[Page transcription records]
......

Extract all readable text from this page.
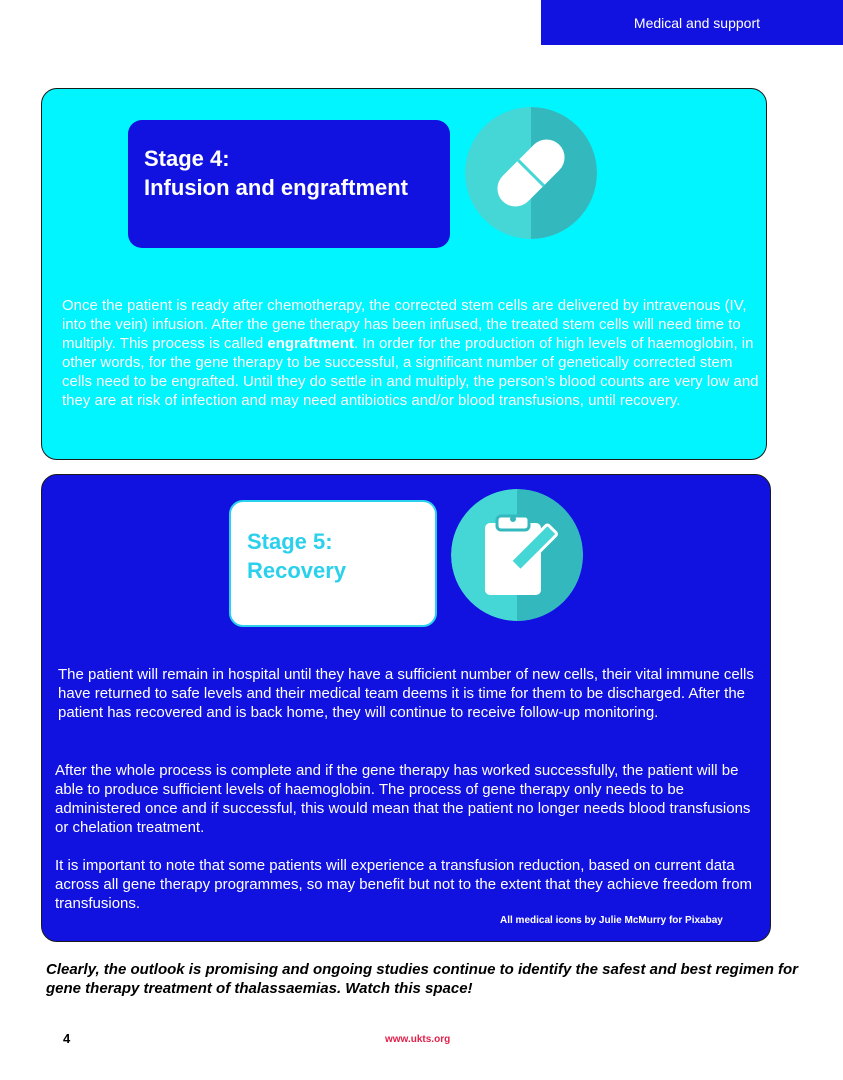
Medical and support
Stage 4:
Infusion and engraftment

Once the patient is ready after chemotherapy, the corrected stem cells are delivered by intravenous (IV, into the vein) infusion. After the gene therapy has been infused, the treated stem cells will need time to multiply. This process is called engraftment. In order for the production of high levels of haemoglobin, in other words, for the gene therapy to be successful, a significant number of genetically corrected stem cells need to be engrafted. Until they do settle in and multiply, the person’s blood counts are very low and they are at risk of infection and may need antibiotics and/or blood transfusions, until recovery.

Stage 5:
Recovery

The patient will remain in hospital until they have a sufficient number of new cells, their vital immune cells have returned to safe levels and their medical team deems it is time for them to be discharged. After the patient has recovered and is back home, they will continue to receive follow-up monitoring.

After the whole process is complete and if the gene therapy has worked successfully, the patient will be able to produce sufficient levels of haemoglobin. The process of gene therapy only needs to be administered once and if successful, this would mean that the patient no longer needs blood transfusions or chelation treatment.

It is important to note that some patients will experience a transfusion reduction, based on current data across all gene therapy programmes, so may benefit but not to the extent that they achieve freedom from transfusions.

All medical icons by Julie McMurry for Pixabay

Clearly, the outlook is promising and ongoing studies continue to identify the safest and best regimen for gene therapy treatment of thalassaemias. Watch this space!

4	www.ukts.org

......

AIM OF THE TASK:
The copy must include every record exactly and none of the pictures.

RESPONSE AREA:
Extract all readable text from this page.
Medical and support
Stage 4:
Infusion and engraftment

Once the patient is ready after chemotherapy, the corrected stem cells are delivered by intravenous (IV, into the vein) infusion. After the gene therapy has been infused, the treated stem cells will need time to multiply. This process is called engraftment. In order for the production of high levels of haemoglobin, in other words, for the gene therapy to be successful, a significant number of genetically corrected stem cells need to be engrafted. Until they do settle in and multiply, the person’s blood counts are very low and they are at risk of infection and may need antibiotics and/or blood transfusions, until recovery.

Stage 5:
Recovery

The patient will remain in hospital until they have a sufficient number of new cells, their vital immune cells have returned to safe levels and their medical team deems it is time for them to be discharged. After the patient has recovered and is back home, they will continue to receive follow-up monitoring.

After the whole process is complete and if the gene therapy has worked successfully, the patient will be able to produce sufficient levels of haemoglobin. The process of gene therapy only needs to be administered once and if successful, this would mean that the patient no longer needs blood transfusions or chelation treatment.

It is important to note that some patients will experience a transfusion reduction, based on current data across all gene therapy programmes, so may benefit but not to the extent that they achieve freedom from transfusions.

All medical icons by Julie McMurry for Pixabay

Clearly, the outlook is promising and ongoing studies continue to identify the safest and best regimen for gene therapy treatment of thalassaemias. Watch this space!

4	www.ukts.org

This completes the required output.